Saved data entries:
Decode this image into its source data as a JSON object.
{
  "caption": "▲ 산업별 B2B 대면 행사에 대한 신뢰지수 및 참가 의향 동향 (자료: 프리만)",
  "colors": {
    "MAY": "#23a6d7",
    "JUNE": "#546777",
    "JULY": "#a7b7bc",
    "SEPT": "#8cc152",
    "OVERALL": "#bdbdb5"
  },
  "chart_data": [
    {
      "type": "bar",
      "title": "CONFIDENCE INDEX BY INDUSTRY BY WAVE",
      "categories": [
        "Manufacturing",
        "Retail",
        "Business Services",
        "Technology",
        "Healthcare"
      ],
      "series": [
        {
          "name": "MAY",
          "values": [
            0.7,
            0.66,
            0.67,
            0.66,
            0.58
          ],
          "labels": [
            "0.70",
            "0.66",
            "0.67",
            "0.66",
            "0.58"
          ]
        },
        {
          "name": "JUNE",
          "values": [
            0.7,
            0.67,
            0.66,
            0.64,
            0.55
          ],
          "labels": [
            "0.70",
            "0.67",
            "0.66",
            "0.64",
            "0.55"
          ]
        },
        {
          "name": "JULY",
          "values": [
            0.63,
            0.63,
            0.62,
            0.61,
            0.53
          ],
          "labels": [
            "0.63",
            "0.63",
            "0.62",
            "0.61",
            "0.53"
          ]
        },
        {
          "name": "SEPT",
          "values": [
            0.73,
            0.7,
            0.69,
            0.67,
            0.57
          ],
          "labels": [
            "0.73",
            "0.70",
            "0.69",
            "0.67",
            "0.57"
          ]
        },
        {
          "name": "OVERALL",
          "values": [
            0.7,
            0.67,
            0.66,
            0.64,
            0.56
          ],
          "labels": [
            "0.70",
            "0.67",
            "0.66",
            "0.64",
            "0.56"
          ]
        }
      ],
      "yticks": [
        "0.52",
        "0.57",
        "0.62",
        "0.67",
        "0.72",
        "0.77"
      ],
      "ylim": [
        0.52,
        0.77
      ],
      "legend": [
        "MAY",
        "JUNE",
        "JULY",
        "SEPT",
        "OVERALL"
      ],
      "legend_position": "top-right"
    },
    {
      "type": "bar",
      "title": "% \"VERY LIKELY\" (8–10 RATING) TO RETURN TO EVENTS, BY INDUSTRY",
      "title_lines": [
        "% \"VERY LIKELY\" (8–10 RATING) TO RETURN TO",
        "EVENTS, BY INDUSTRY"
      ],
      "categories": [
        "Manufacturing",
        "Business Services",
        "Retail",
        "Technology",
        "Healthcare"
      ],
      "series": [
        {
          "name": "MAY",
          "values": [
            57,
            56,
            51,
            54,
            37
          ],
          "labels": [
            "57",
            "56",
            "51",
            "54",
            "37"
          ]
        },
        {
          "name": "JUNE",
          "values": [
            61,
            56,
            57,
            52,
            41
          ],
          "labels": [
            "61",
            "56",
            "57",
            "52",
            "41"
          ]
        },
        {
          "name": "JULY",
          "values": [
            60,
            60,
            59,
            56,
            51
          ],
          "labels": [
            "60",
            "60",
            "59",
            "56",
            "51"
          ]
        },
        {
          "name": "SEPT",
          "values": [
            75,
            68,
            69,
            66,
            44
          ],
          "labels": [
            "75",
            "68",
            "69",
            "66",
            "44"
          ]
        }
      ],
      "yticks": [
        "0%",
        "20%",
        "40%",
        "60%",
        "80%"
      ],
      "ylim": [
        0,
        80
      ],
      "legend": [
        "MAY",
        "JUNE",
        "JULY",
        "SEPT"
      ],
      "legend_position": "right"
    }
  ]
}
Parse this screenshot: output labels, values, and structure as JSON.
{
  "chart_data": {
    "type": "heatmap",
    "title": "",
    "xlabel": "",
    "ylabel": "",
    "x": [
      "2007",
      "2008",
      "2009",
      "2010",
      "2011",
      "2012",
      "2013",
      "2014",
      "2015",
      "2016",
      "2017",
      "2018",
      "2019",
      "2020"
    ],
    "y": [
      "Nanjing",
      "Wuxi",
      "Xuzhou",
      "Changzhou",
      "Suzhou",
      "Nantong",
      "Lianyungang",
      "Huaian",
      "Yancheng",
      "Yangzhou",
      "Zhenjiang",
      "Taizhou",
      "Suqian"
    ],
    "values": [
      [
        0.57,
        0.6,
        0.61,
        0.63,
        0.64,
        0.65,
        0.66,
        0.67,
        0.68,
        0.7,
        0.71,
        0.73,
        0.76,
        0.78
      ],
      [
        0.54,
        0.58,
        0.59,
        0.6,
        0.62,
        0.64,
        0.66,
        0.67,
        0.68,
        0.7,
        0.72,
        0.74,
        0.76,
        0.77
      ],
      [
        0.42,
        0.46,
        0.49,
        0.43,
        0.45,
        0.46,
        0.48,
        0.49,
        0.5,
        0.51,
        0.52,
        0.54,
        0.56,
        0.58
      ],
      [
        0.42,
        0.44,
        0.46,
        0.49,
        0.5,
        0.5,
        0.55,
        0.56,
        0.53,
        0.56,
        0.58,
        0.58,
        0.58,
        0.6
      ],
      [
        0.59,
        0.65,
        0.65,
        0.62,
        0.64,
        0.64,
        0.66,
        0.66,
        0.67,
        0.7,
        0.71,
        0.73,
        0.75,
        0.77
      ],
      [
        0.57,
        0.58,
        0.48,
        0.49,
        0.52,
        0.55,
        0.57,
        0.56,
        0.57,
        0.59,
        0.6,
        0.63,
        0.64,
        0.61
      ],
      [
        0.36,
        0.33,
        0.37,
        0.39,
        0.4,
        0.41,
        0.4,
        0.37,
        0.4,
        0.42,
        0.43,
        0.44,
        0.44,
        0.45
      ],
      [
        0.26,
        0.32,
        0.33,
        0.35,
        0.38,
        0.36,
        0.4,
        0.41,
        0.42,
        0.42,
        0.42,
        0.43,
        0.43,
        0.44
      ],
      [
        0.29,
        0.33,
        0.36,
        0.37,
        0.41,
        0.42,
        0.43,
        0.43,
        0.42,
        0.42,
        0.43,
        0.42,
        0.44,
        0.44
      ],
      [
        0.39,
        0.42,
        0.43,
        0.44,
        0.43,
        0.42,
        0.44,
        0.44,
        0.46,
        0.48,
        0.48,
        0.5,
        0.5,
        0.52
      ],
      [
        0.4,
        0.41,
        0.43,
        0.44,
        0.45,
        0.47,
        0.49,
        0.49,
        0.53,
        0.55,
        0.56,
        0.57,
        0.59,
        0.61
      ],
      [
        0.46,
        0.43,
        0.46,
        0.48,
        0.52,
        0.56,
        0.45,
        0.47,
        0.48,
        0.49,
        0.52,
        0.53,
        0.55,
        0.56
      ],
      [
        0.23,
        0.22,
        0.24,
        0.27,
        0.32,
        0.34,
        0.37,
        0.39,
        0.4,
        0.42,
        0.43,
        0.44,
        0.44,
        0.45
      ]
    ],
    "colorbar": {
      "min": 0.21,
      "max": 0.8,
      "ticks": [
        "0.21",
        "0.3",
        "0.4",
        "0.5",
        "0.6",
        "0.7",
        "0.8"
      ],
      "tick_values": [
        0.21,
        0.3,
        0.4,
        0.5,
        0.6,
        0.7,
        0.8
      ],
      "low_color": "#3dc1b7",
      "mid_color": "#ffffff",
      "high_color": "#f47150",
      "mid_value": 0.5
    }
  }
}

*Exercise instructions:* Would you reproduce all the entries exactly?

*Exercise result:*
Decode this image into its source data as a JSON object.
{
  "caption": "▲ 산업별 B2B 대면 행사에 대한 신뢰지수 및 참가 의향 동향 (자료: 프리만)",
  "colors": {
    "MAY": "#23a6d7",
    "JUNE": "#546777",
    "JULY": "#a7b7bc",
    "SEPT": "#8cc152",
    "OVERALL": "#bdbdb5"
  },
  "chart_data": [
    {
      "type": "bar",
      "title": "CONFIDENCE INDEX BY INDUSTRY BY WAVE",
      "categories": [
        "Manufacturing",
        "Retail",
        "Business Services",
        "Technology",
        "Healthcare"
      ],
      "series": [
        {
          "name": "MAY",
          "values": [
            0.7,
            0.66,
            0.67,
            0.66,
            0.58
          ],
          "labels": [
            "0.70",
            "0.66",
            "0.67",
            "0.66",
            "0.58"
          ]
        },
        {
          "name": "JUNE",
          "values": [
            0.7,
            0.67,
            0.66,
            0.64,
            0.55
          ],
          "labels": [
            "0.70",
            "0.67",
            "0.66",
            "0.64",
            "0.55"
          ]
        },
        {
          "name": "JULY",
          "values": [
            0.63,
            0.63,
            0.62,
            0.61,
            0.53
          ],
          "labels": [
            "0.63",
            "0.63",
            "0.62",
            "0.61",
            "0.53"
          ]
        },
        {
          "name": "SEPT",
          "values": [
            0.73,
            0.7,
            0.69,
            0.67,
            0.57
          ],
          "labels": [
            "0.73",
            "0.70",
            "0.69",
            "0.67",
            "0.57"
          ]
        },
        {
          "name": "OVERALL",
          "values": [
            0.7,
            0.67,
            0.66,
            0.64,
            0.56
          ],
          "labels": [
            "0.70",
            "0.67",
            "0.66",
            "0.64",
            "0.56"
          ]
        }
      ],
      "yticks": [
        "0.52",
        "0.57",
        "0.62",
        "0.67",
        "0.72",
        "0.77"
      ],
      "ylim": [
        0.52,
        0.77
      ],
      "legend": [
        "MAY",
        "JUNE",
        "JULY",
        "SEPT",
        "OVERALL"
      ],
      "legend_position": "top-right"
    },
    {
      "type": "bar",
      "title": "% \"VERY LIKELY\" (8–10 RATING) TO RETURN TO EVENTS, BY INDUSTRY",
      "title_lines": [
        "% \"VERY LIKELY\" (8–10 RATING) TO RETURN TO",
        "EVENTS, BY INDUSTRY"
      ],
      "categories": [
        "Manufacturing",
        "Business Services",
        "Retail",
        "Technology",
        "Healthcare"
      ],
      "series": [
        {
          "name": "MAY",
          "values": [
            57,
            56,
            51,
            54,
            37
          ],
          "labels": [
            "57",
            "56",
            "51",
            "54",
            "37"
          ]
        },
        {
          "name": "JUNE",
          "values": [
            61,
            56,
            57,
            52,
            41
          ],
          "labels": [
            "61",
            "56",
            "57",
            "52",
            "41"
          ]
        },
        {
          "name": "JULY",
          "values": [
            60,
            60,
            59,
            56,
            51
          ],
          "labels": [
            "60",
            "60",
            "59",
            "56",
            "51"
          ]
        },
        {
          "name": "SEPT",
          "values": [
            75,
            68,
            69,
            66,
            44
          ],
          "labels": [
            "75",
            "68",
            "69",
            "66",
            "44"
          ]
        }
      ],
      "yticks": [
        "0%",
        "20%",
        "40%",
        "60%",
        "80%"
      ],
      "ylim": [
        0,
        80
      ],
      "legend": [
        "MAY",
        "JUNE",
        "JULY",
        "SEPT"
      ],
      "legend_position": "right"
    }
  ]
}
Parse this screenshot: output labels, values, and structure as JSON.
{
  "chart_data": {
    "type": "heatmap",
    "title": "",
    "xlabel": "",
    "ylabel": "",
    "x": [
      "2007",
      "2008",
      "2009",
      "2010",
      "2011",
      "2012",
      "2013",
      "2014",
      "2015",
      "2016",
      "2017",
      "2018",
      "2019",
      "2020"
    ],
    "y": [
      "Nanjing",
      "Wuxi",
      "Xuzhou",
      "Changzhou",
      "Suzhou",
      "Nantong",
      "Lianyungang",
      "Huaian",
      "Yancheng",
      "Yangzhou",
      "Zhenjiang",
      "Taizhou",
      "Suqian"
    ],
    "values": [
      [
        0.57,
        0.6,
        0.61,
        0.63,
        0.64,
        0.65,
        0.66,
        0.67,
        0.68,
        0.7,
        0.71,
        0.73,
        0.76,
        0.78
      ],
      [
        0.54,
        0.58,
        0.59,
        0.6,
        0.62,
        0.64,
        0.66,
        0.67,
        0.68,
        0.7,
        0.72,
        0.74,
        0.76,
        0.77
      ],
      [
        0.42,
        0.46,
        0.49,
        0.43,
        0.45,
        0.46,
        0.48,
        0.49,
        0.5,
        0.51,
        0.52,
        0.54,
        0.56,
        0.58
      ],
      [
        0.42,
        0.44,
        0.46,
        0.49,
        0.5,
        0.5,
        0.55,
        0.56,
        0.53,
        0.56,
        0.58,
        0.58,
        0.58,
        0.6
      ],
      [
        0.59,
        0.65,
        0.65,
        0.62,
        0.64,
        0.64,
        0.66,
        0.66,
        0.67,
        0.7,
        0.71,
        0.73,
        0.75,
        0.77
      ],
      [
        0.57,
        0.58,
        0.48,
        0.49,
        0.52,
        0.55,
        0.57,
        0.56,
        0.57,
        0.59,
        0.6,
        0.63,
        0.64,
        0.61
      ],
      [
        0.36,
        0.33,
        0.37,
        0.39,
        0.4,
        0.41,
        0.4,
        0.37,
        0.4,
        0.42,
        0.43,
        0.44,
        0.44,
        0.45
      ],
      [
        0.26,
        0.32,
        0.33,
        0.35,
        0.38,
        0.36,
        0.4,
        0.41,
        0.42,
        0.42,
        0.42,
        0.43,
        0.43,
        0.44
      ],
      [
        0.29,
        0.33,
        0.36,
        0.37,
        0.41,
        0.42,
        0.43,
        0.43,
        0.42,
        0.42,
        0.43,
        0.42,
        0.44,
        0.44
      ],
      [
        0.39,
        0.42,
        0.43,
        0.44,
        0.43,
        0.42,
        0.44,
        0.44,
        0.46,
        0.48,
        0.48,
        0.5,
        0.5,
        0.52
      ],
      [
        0.4,
        0.41,
        0.43,
        0.44,
        0.45,
        0.47,
        0.49,
        0.49,
        0.53,
        0.55,
        0.56,
        0.57,
        0.59,
        0.61
      ],
      [
        0.46,
        0.43,
        0.46,
        0.48,
        0.52,
        0.56,
        0.45,
        0.47,
        0.48,
        0.49,
        0.52,
        0.53,
        0.55,
        0.56
      ],
      [
        0.23,
        0.22,
        0.24,
        0.27,
        0.32,
        0.34,
        0.37,
        0.39,
        0.4,
        0.42,
        0.43,
        0.44,
        0.44,
        0.45
      ]
    ],
    "colorbar": {
      "min": 0.21,
      "max": 0.8,
      "ticks": [
        "0.21",
        "0.3",
        "0.4",
        "0.5",
        "0.6",
        "0.7",
        "0.8"
      ],
      "tick_values": [
        0.21,
        0.3,
        0.4,
        0.5,
        0.6,
        0.7,
        0.8
      ],
      "low_color": "#3dc1b7",
      "mid_color": "#ffffff",
      "high_color": "#f47150",
      "mid_value": 0.5
    }
  }
}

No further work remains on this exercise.